## Persyaratan Tugas
Lanjutkan teks berita tentang penetapan tersangka kasus perdagangan orang terhadap ABK asing, dimulai sesudah kalimat terakhirnya.

## Teks yang Diberikan
————————

Sementara nakhoda KM Antasena 838 atas nama Yongkut N masih akan dilakukan pemanggilan tersangka karena masih dalam proses hukum oleh PSDKP Tual.

Menurut Arie, penetapan tersangksa dilakukan setelah tim Satgas Polri memeriksa 50 ABK secara acak dari keseluruhan korban yang jumlahnya mencapai 357 orang berkewarnegaraan asing. Para korban ini diketahui mengalami penyekapan yang lamanya berkisar antara antara satu hingga enam bulan lamanya.

Selain memeriksa korban, Arie mengungkapkan, pihaknya juga melakukan pemeriksaan terhadap 16 saksi yang terdiri atas pihak imigrasi, syahbandar dan staf serta petugas keamanan PT PBR. Ada 49 Seaman Book Thailand dan 24 KTP warga Myanmar disita sebagai barang bukti. Ada juga catatan ABK yang dilakukan penyekapan, crew list, dhasuskim, gembok dan kunci tempat penyekapan serta lima kapal yaitu Kapal Antasena 311, Antasena 141, Antasena 142, Antasena 309 dan Antasena 838.

Kelima nakhoda yang diduga keras melakukan tindak pidana perdagangan orang dijerat UU Nomor 21 Tahun 2007 Pasal 2 dan atau Pasal 3 UU Nomor 21 Tahun 2007 Tentang Pemberantasan Tindak Pidana Perdagangan Orang. Tersangka Mukhlis dijerat dengan Pasal 2 dan atau Pasal 3 UU Pemberantasan Tindak Pidana Perdagangan Orang jo Pasal 55 Ayat (1) ke-1 KUHP.

Hermanwir juga dijerat dengan pasal yang sama dengan yang disangkakan kepada Mukhlis, namun dia ditambahkan dengan sangkaan melanggar Pasal 13 UU Pemberantasan Tindak Pidana Perdagangan Orang, yang menyatakan, tersangka dalam melakukan tindak pidana tersebut bertindak untuk atas nama perusahaan, yaitu PT PBR.

————————

## Bahan yang Disediakan
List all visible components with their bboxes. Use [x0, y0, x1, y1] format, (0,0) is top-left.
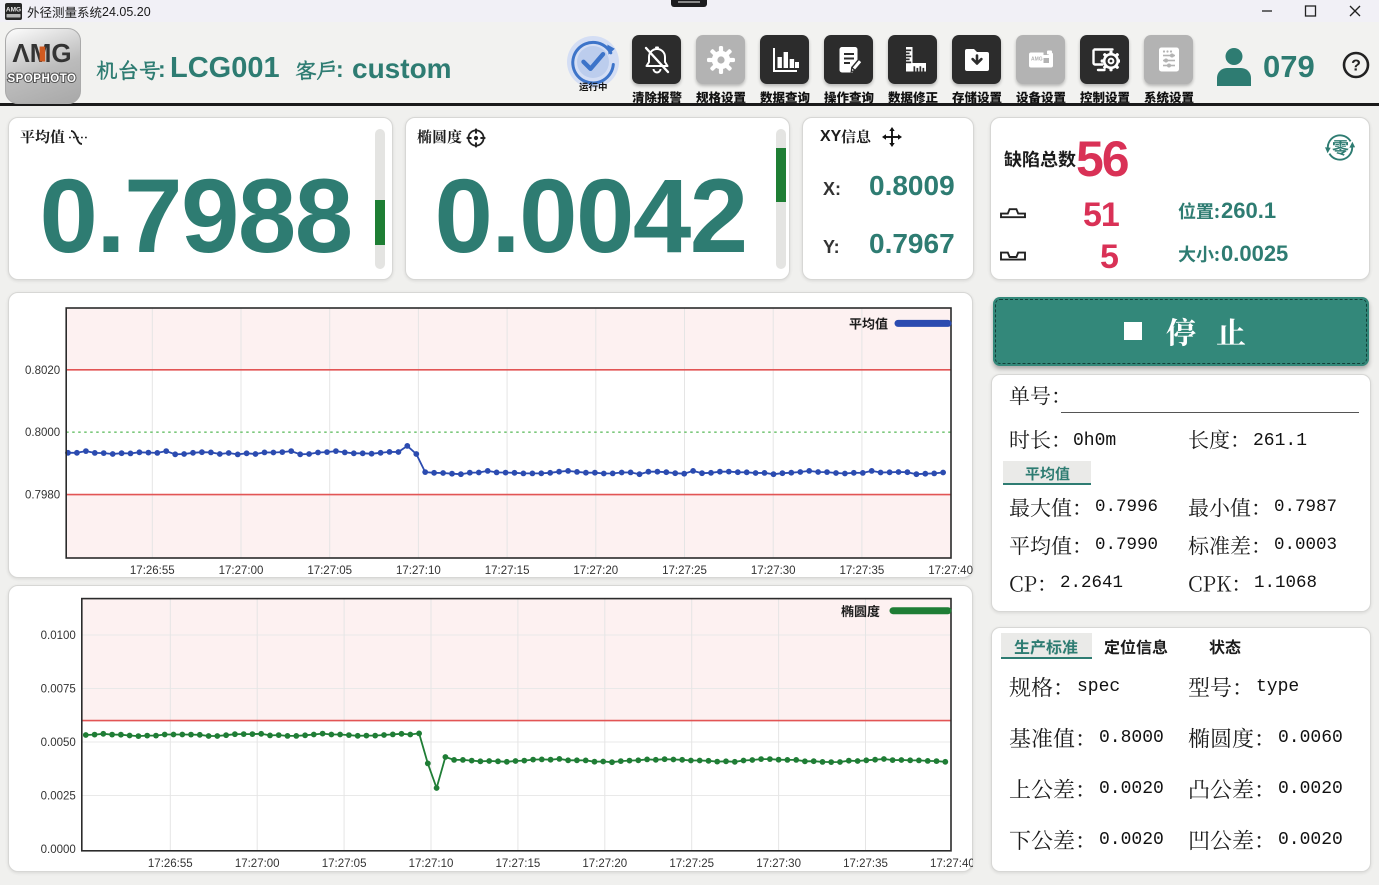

————————

## Jawaban Latihan
Modus yang digunakan dalam tindak pidana perdagangan orang oleh PT PBR ini, Arie menjelaskan, dilakukan dengan cara merekrut warga negara Myanmar di Thailand dan memalsukan dokumen Seaman Book. Para korban dibawa atau diangkut masuk ke wilayah negara Indonesia oleh nakhoda kapal.

Kemudian ABK warga negara Myanmar dipekerjakan dengan waktu kerja yang berlebihan dan dengan gaji yang tidak jelas. Bagi ABK yang malas bekerja, ketinggalan kapal, lari dari kapal dan lain-lain dilakukan penyekapan atau dimasukkan ke dalam ruang tahanan yang berada di PT PBR.

Arie mengatakan kemungkinan tersangka bakal bertambah, salah satu adalah nakhoda kapal yang akan ditangkap. Akan ada delapan orang lagi yang dibidik menjadi tersangka. Sebagian besar adalah nakhoda kapal. Polisi mengatakan telah menyita sembilan kapal sebagai barang bukti. "Hari ini Kapolres Aru sudah melakukan penyitaan kapal," kata Arie.

Kepala Bareskrim Polri Komjen Budi Waseso mengatakan pelaku yang ditahan merupakan aktor-aktor utama dalam kasus perdagangan orang ini. Karena kendala teknis, Kabareskrim menyebutkan barang bukti kapal disita akan dilakukan dengan cara difoto.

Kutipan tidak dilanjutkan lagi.